Search the data for the word "with" and copy every line where it occurs.

- Records about charts and figures
········
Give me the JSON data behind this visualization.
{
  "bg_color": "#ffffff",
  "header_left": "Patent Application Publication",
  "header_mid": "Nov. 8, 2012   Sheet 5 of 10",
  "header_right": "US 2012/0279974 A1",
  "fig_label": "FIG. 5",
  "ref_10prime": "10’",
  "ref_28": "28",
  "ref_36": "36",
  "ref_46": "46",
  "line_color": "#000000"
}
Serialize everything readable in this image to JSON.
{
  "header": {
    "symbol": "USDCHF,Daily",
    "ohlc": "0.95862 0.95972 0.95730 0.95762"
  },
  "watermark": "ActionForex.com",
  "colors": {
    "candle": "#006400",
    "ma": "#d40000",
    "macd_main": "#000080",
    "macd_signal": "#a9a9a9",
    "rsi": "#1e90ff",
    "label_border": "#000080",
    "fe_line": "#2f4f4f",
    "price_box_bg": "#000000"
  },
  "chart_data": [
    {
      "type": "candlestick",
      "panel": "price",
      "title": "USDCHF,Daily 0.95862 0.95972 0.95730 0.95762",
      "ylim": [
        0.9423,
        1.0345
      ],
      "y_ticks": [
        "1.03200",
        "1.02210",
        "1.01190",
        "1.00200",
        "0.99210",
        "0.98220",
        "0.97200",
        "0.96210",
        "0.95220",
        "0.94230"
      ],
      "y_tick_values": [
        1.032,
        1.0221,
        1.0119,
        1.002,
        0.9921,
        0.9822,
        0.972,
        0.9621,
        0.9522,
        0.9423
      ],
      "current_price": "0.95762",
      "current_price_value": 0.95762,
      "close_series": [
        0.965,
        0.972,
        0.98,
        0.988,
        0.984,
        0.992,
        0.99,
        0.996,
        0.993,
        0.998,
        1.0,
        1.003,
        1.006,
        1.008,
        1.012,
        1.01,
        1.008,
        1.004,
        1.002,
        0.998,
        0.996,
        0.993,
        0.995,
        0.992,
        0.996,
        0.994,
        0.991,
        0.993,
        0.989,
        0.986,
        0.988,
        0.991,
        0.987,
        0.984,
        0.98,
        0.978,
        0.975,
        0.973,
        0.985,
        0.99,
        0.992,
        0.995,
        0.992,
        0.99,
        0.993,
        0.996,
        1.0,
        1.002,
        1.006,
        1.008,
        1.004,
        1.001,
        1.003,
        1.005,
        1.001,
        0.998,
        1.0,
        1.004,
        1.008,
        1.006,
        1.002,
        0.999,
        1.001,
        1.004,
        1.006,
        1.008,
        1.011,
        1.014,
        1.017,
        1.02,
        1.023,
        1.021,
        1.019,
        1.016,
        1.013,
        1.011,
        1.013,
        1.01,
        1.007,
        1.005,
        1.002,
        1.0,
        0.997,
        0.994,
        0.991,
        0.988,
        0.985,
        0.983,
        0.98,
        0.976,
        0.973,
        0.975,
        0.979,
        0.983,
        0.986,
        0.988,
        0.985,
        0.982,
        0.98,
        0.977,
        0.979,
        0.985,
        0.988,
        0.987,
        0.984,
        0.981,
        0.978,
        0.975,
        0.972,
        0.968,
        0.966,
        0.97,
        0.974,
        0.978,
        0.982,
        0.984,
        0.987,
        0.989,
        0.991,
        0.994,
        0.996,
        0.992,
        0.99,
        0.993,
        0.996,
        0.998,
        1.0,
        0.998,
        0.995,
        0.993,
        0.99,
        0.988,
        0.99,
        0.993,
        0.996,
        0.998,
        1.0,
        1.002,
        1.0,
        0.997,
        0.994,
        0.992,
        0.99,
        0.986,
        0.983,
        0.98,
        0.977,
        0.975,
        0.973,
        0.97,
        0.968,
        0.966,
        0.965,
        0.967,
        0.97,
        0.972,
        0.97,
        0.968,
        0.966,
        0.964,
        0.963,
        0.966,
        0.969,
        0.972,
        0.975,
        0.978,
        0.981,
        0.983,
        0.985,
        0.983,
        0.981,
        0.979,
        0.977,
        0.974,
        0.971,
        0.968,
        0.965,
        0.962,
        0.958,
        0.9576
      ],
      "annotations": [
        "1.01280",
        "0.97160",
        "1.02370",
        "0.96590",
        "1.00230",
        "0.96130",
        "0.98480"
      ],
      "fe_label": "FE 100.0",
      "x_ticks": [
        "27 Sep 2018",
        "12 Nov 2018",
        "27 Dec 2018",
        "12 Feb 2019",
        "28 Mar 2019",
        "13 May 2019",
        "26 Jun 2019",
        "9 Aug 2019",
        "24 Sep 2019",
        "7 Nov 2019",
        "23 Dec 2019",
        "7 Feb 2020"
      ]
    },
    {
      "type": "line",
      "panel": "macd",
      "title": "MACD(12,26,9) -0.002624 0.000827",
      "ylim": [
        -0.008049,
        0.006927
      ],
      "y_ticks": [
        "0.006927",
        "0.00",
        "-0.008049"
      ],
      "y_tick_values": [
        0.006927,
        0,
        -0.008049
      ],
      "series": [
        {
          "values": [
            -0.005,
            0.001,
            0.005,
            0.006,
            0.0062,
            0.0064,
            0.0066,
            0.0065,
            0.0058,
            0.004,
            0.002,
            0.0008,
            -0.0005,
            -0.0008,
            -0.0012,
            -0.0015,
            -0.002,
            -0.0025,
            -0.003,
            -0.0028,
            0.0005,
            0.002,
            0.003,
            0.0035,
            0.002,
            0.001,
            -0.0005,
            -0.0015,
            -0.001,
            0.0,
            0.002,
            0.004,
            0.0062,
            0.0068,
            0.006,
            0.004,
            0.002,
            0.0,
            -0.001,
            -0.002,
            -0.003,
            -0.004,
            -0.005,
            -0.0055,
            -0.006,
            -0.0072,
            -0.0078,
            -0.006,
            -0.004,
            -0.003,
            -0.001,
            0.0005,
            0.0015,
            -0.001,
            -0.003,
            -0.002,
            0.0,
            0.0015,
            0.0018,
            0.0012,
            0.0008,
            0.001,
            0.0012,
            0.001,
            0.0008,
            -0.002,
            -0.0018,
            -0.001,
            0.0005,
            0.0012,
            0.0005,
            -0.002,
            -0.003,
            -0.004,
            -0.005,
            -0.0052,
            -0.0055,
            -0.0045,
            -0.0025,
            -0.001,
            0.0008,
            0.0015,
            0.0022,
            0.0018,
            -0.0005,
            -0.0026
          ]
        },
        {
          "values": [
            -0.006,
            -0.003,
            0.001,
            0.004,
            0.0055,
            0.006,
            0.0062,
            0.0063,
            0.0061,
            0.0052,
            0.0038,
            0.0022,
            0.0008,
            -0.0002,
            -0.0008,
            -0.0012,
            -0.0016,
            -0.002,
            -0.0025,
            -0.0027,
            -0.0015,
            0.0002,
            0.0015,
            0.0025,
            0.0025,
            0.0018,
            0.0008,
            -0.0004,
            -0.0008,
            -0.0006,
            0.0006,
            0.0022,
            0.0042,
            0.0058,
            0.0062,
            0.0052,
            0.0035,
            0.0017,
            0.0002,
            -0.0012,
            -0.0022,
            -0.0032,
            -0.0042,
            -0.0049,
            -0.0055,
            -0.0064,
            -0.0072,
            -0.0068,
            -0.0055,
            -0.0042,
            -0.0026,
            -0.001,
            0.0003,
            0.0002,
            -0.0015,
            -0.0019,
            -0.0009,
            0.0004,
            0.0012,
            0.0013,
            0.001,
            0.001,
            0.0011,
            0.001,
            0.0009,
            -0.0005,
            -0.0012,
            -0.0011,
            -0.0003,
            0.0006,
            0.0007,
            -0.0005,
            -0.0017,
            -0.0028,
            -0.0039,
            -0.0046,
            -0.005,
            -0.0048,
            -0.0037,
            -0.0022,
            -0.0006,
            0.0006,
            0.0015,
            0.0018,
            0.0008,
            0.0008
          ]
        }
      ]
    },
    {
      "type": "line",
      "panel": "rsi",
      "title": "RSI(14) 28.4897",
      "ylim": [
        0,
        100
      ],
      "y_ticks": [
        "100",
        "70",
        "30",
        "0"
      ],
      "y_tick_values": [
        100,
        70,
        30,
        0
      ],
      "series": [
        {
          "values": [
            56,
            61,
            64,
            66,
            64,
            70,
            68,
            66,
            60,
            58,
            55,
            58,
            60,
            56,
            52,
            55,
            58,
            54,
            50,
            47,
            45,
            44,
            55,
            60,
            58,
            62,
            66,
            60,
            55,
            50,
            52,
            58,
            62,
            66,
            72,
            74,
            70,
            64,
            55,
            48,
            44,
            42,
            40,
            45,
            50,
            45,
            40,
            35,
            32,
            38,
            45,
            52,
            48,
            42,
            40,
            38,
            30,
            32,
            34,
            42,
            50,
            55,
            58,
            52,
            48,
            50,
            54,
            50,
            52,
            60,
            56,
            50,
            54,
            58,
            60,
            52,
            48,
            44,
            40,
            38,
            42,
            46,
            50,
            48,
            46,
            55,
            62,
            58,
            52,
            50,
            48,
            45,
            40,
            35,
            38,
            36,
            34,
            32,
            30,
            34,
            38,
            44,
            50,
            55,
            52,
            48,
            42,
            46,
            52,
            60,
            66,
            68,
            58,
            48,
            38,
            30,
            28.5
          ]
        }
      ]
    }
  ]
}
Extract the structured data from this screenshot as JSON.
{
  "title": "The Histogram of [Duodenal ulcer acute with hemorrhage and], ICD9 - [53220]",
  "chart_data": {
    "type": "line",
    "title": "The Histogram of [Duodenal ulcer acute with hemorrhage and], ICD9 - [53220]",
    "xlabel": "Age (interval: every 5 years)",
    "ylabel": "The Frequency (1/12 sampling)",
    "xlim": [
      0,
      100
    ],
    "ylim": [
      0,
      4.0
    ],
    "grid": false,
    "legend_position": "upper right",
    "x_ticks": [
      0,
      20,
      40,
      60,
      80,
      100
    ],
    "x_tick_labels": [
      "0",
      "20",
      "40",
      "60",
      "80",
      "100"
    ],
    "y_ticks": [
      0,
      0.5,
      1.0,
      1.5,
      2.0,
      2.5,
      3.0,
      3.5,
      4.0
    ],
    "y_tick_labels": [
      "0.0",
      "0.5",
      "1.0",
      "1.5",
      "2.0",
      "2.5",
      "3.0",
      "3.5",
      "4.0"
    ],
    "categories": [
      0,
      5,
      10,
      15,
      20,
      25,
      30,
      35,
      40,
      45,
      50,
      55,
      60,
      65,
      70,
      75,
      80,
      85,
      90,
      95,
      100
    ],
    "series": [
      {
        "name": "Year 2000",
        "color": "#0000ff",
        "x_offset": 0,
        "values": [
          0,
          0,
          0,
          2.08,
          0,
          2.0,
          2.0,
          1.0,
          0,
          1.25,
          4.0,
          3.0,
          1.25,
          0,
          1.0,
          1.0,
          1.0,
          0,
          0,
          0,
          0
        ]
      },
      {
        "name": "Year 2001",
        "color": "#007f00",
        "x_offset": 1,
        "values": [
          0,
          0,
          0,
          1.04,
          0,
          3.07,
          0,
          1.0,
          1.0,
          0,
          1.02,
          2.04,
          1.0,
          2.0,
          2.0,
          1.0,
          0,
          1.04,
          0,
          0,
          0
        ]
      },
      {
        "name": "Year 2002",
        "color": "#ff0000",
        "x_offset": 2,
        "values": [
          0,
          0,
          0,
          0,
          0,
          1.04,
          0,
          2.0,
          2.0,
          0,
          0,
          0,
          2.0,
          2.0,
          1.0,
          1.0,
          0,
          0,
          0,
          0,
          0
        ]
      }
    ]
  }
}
········
- FULL RESPONSE
  "title": "The Histogram of [Duodenal ulcer acute with hemorrhage and], ICD9 - [53220]",
    "title": "The Histogram of [Duodenal ulcer acute with hemorrhage and], ICD9 - [53220]",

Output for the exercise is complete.